(Records from a collection of figures)
- - - - - - -

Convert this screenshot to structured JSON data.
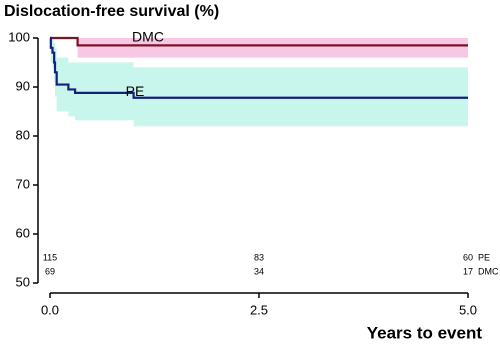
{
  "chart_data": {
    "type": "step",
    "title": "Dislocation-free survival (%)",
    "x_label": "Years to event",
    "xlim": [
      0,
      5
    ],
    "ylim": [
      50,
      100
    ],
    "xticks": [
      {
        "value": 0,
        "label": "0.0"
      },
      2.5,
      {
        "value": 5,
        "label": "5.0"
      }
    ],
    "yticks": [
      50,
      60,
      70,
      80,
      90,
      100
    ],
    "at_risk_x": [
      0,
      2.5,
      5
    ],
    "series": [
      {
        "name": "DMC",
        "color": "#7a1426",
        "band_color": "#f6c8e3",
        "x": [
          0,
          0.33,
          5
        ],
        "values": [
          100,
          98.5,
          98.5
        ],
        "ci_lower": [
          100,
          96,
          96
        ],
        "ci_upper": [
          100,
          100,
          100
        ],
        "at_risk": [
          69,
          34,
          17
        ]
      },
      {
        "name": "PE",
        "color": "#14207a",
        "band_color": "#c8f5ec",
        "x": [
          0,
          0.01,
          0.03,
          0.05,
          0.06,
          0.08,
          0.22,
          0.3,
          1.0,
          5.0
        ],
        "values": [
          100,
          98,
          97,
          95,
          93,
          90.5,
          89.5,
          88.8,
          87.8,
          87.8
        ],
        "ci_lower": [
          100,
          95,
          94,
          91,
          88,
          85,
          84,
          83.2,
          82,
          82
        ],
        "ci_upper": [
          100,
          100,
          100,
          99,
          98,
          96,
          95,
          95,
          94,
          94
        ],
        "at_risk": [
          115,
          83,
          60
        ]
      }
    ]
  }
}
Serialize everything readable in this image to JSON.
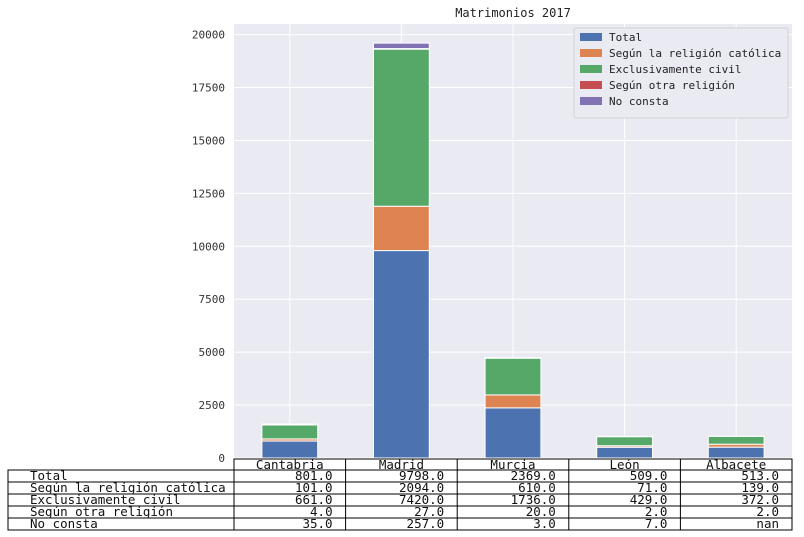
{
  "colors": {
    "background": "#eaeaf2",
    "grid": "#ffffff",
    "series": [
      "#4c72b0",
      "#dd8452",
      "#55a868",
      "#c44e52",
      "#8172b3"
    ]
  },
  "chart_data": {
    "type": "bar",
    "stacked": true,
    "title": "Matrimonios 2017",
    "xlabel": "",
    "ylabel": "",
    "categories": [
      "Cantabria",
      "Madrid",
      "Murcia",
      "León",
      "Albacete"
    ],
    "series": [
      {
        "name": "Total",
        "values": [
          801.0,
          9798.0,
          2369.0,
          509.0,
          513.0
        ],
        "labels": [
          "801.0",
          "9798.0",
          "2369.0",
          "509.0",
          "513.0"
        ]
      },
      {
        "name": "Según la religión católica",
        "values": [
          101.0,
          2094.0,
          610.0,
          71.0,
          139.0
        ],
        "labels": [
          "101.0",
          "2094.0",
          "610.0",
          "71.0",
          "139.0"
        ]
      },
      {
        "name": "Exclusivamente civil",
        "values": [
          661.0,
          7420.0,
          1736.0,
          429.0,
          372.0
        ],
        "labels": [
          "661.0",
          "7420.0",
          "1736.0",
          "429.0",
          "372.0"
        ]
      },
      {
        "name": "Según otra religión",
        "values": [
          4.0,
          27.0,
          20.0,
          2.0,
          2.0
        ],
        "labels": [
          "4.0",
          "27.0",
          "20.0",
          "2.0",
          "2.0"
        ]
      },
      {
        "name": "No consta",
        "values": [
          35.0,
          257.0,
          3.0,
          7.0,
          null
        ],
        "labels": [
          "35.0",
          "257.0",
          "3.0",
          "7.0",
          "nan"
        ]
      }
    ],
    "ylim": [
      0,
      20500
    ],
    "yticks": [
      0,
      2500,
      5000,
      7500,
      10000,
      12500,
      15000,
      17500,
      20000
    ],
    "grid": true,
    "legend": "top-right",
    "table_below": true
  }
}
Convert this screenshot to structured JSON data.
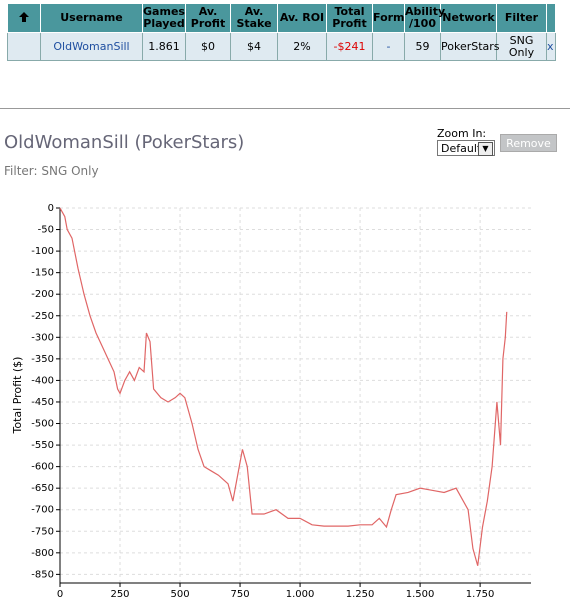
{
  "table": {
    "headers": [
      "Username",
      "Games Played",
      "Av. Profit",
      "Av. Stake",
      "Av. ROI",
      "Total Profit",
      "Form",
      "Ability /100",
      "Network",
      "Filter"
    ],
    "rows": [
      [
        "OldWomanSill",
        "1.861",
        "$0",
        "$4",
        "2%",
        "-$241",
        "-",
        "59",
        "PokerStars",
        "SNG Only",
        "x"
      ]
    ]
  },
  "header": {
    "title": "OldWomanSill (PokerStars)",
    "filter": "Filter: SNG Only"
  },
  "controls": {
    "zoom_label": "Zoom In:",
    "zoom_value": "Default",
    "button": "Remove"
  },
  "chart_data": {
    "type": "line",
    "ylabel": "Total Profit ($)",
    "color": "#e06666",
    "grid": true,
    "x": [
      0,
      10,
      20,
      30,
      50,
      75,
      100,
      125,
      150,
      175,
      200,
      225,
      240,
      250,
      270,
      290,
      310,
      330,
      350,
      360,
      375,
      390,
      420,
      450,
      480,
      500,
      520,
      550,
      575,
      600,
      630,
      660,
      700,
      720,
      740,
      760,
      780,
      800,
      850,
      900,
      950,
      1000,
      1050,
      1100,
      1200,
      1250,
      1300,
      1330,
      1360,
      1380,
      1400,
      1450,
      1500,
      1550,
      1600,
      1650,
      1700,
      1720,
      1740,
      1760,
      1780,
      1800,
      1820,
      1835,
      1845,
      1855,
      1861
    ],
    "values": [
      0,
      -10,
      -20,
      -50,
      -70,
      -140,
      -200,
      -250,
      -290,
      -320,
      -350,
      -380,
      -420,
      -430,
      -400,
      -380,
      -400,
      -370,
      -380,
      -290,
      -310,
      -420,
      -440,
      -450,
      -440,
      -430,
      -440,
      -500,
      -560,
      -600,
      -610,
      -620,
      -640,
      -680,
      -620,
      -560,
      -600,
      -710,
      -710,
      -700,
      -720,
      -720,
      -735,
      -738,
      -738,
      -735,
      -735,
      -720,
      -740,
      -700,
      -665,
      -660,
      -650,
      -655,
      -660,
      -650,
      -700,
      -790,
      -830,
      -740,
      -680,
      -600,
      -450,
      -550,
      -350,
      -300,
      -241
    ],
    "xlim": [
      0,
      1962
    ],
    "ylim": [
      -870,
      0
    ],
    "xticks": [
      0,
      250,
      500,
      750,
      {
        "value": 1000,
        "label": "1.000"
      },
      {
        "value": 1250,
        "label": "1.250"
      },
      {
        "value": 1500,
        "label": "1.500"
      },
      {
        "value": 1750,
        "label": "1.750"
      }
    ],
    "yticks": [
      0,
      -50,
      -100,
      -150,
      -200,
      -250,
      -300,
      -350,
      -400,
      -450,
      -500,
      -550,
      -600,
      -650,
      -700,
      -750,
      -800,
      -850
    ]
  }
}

- - - - - - -

=== Given request ===
Identify each line in the records above that contains the word "OldWomanSill", and copy it out in full.

=== Solved problem ===
        "OldWomanSill",
    "title": "OldWomanSill (PokerStars)",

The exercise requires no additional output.